_Your instructions_:
Write the material out again in full, word for word. Do not include the pictures.

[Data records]
○ ○ ○
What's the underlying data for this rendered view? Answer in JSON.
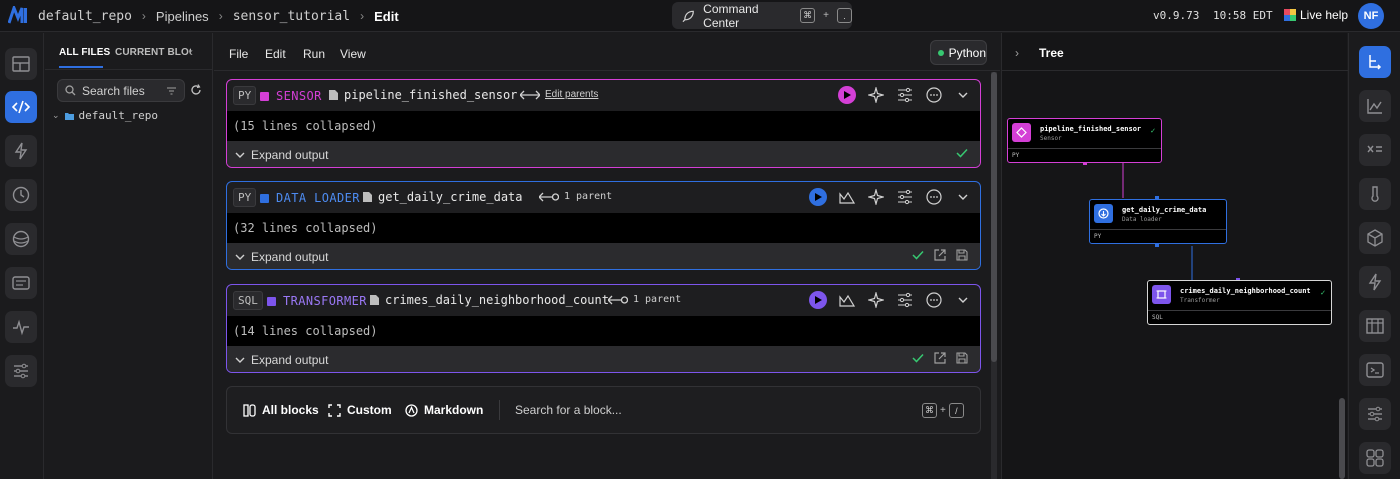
{
  "topbar": {
    "breadcrumbs": [
      "default_repo",
      "Pipelines",
      "sensor_tutorial",
      "Edit"
    ],
    "command_center": {
      "label": "Command Center",
      "shortcut_key": "⌘",
      "shortcut_plus": "+",
      "shortcut_char": "."
    },
    "version": "v0.9.73",
    "time": "10:58 EDT",
    "live_help": "Live help",
    "avatar_initials": "NF"
  },
  "file_panel": {
    "tabs": [
      "ALL FILES",
      "CURRENT BLOCK"
    ],
    "search_placeholder": "Search files",
    "tree_root": "default_repo"
  },
  "editor": {
    "menu": [
      "File",
      "Edit",
      "Run",
      "View"
    ],
    "kernel_language": "Python",
    "blocks": [
      {
        "lang": "PY",
        "type": "SENSOR",
        "name": "pipeline_finished_sensor",
        "relation": "Edit parents",
        "collapsed": "(15 lines collapsed)",
        "expand": "Expand output",
        "color": "#d43fd6"
      },
      {
        "lang": "PY",
        "type": "DATA LOADER",
        "name": "get_daily_crime_data",
        "relation": "1 parent",
        "collapsed": "(32 lines collapsed)",
        "expand": "Expand output",
        "color": "#2f6fe0"
      },
      {
        "lang": "SQL",
        "type": "TRANSFORMER",
        "name": "crimes_daily_neighborhood_count",
        "relation": "1 parent",
        "collapsed": "(14 lines collapsed)",
        "expand": "Expand output",
        "color": "#7d55ec"
      }
    ],
    "add_bar": {
      "all_blocks": "All blocks",
      "custom": "Custom",
      "markdown": "Markdown",
      "search_placeholder": "Search for a block...",
      "shortcut_key": "⌘",
      "shortcut_plus": "+",
      "shortcut_char": "/"
    }
  },
  "tree": {
    "title": "Tree",
    "nodes": [
      {
        "name": "pipeline_finished_sensor",
        "type": "Sensor",
        "lang": "PY"
      },
      {
        "name": "get_daily_crime_data",
        "type": "Data loader",
        "lang": "PY"
      },
      {
        "name": "crimes_daily_neighborhood_count",
        "type": "Transformer",
        "lang": "SQL"
      }
    ]
  },
  "colors": {
    "accent": "#2f6fe0",
    "sensor": "#d43fd6",
    "data_loader": "#2f6fe0",
    "transformer": "#7d55ec",
    "success": "#37c871"
  }
}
○ ○ ○
_Solved exercise_:
What's the underlying data for this rendered view? Answer in JSON.
{
  "topbar": {
    "breadcrumbs": [
      "default_repo",
      "Pipelines",
      "sensor_tutorial",
      "Edit"
    ],
    "command_center": {
      "label": "Command Center",
      "shortcut_key": "⌘",
      "shortcut_plus": "+",
      "shortcut_char": "."
    },
    "version": "v0.9.73",
    "time": "10:58 EDT",
    "live_help": "Live help",
    "avatar_initials": "NF"
  },
  "file_panel": {
    "tabs": [
      "ALL FILES",
      "CURRENT BLOCK"
    ],
    "search_placeholder": "Search files",
    "tree_root": "default_repo"
  },
  "editor": {
    "menu": [
      "File",
      "Edit",
      "Run",
      "View"
    ],
    "kernel_language": "Python",
    "blocks": [
      {
        "lang": "PY",
        "type": "SENSOR",
        "name": "pipeline_finished_sensor",
        "relation": "Edit parents",
        "collapsed": "(15 lines collapsed)",
        "expand": "Expand output",
        "color": "#d43fd6"
      },
      {
        "lang": "PY",
        "type": "DATA LOADER",
        "name": "get_daily_crime_data",
        "relation": "1 parent",
        "collapsed": "(32 lines collapsed)",
        "expand": "Expand output",
        "color": "#2f6fe0"
      },
      {
        "lang": "SQL",
        "type": "TRANSFORMER",
        "name": "crimes_daily_neighborhood_count",
        "relation": "1 parent",
        "collapsed": "(14 lines collapsed)",
        "expand": "Expand output",
        "color": "#7d55ec"
      }
    ],
    "add_bar": {
      "all_blocks": "All blocks",
      "custom": "Custom",
      "markdown": "Markdown",
      "search_placeholder": "Search for a block...",
      "shortcut_key": "⌘",
      "shortcut_plus": "+",
      "shortcut_char": "/"
    }
  },
  "tree": {
    "title": "Tree",
    "nodes": [
      {
        "name": "pipeline_finished_sensor",
        "type": "Sensor",
        "lang": "PY"
      },
      {
        "name": "get_daily_crime_data",
        "type": "Data loader",
        "lang": "PY"
      },
      {
        "name": "crimes_daily_neighborhood_count",
        "type": "Transformer",
        "lang": "SQL"
      }
    ]
  },
  "colors": {
    "accent": "#2f6fe0",
    "sensor": "#d43fd6",
    "data_loader": "#2f6fe0",
    "transformer": "#7d55ec",
    "success": "#37c871"
  }
}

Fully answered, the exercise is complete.